■ **Task requirements**: Restate the listing below word for word, omitting any images.

■ **Task inputs**:
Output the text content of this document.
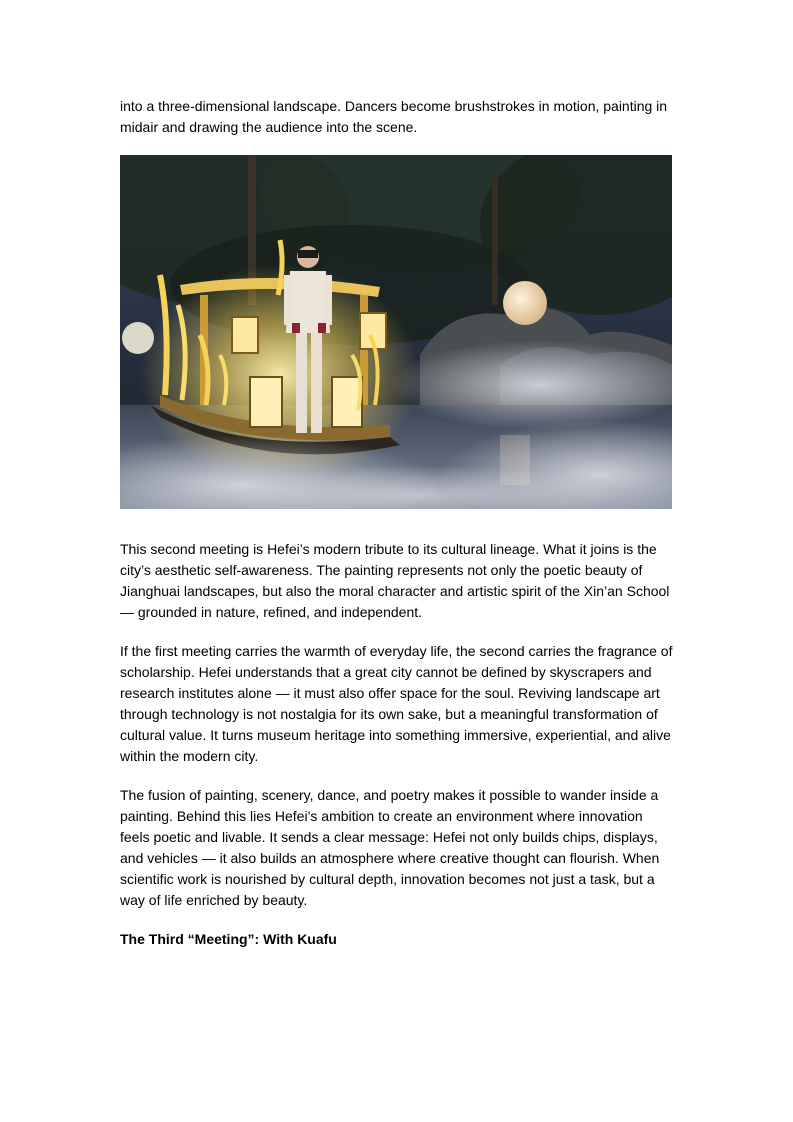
into a three-dimensional landscape. Dancers become brushstrokes in motion, painting in midair and drawing the audience into the scene.

This second meeting is Hefei’s modern tribute to its cultural lineage. What it joins is the city’s aesthetic self-awareness. The painting represents not only the poetic beauty of Jianghuai landscapes, but also the moral character and artistic spirit of the Xin’an School — grounded in nature, refined, and independent.

If the first meeting carries the warmth of everyday life, the second carries the fragrance of scholarship. Hefei understands that a great city cannot be defined by skyscrapers and research institutes alone — it must also offer space for the soul. Reviving landscape art through technology is not nostalgia for its own sake, but a meaningful transformation of cultural value. It turns museum heritage into something immersive, experiential, and alive within the modern city.

The fusion of painting, scenery, dance, and poetry makes it possible to wander inside a painting. Behind this lies Hefei’s ambition to create an environment where innovation feels poetic and livable. It sends a clear message: Hefei not only builds chips, displays, and vehicles — it also builds an atmosphere where creative thought can flourish. When scientific work is nourished by cultural depth, innovation becomes not just a task, but a way of life enriched by beauty.

The Third “Meeting”: With Kuafu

■ **Solution**:
Output the text content of this document.
into a three-dimensional landscape. Dancers become brushstrokes in motion, painting in midair and drawing the audience into the scene.

This second meeting is Hefei’s modern tribute to its cultural lineage. What it joins is the city’s aesthetic self-awareness. The painting represents not only the poetic beauty of Jianghuai landscapes, but also the moral character and artistic spirit of the Xin’an School — grounded in nature, refined, and independent.

If the first meeting carries the warmth of everyday life, the second carries the fragrance of scholarship. Hefei understands that a great city cannot be defined by skyscrapers and research institutes alone — it must also offer space for the soul. Reviving landscape art through technology is not nostalgia for its own sake, but a meaningful transformation of cultural value. It turns museum heritage into something immersive, experiential, and alive within the modern city.

The fusion of painting, scenery, dance, and poetry makes it possible to wander inside a painting. Behind this lies Hefei’s ambition to create an environment where innovation feels poetic and livable. It sends a clear message: Hefei not only builds chips, displays, and vehicles — it also builds an atmosphere where creative thought can flourish. When scientific work is nourished by cultural depth, innovation becomes not just a task, but a way of life enriched by beauty.

The Third “Meeting”: With Kuafu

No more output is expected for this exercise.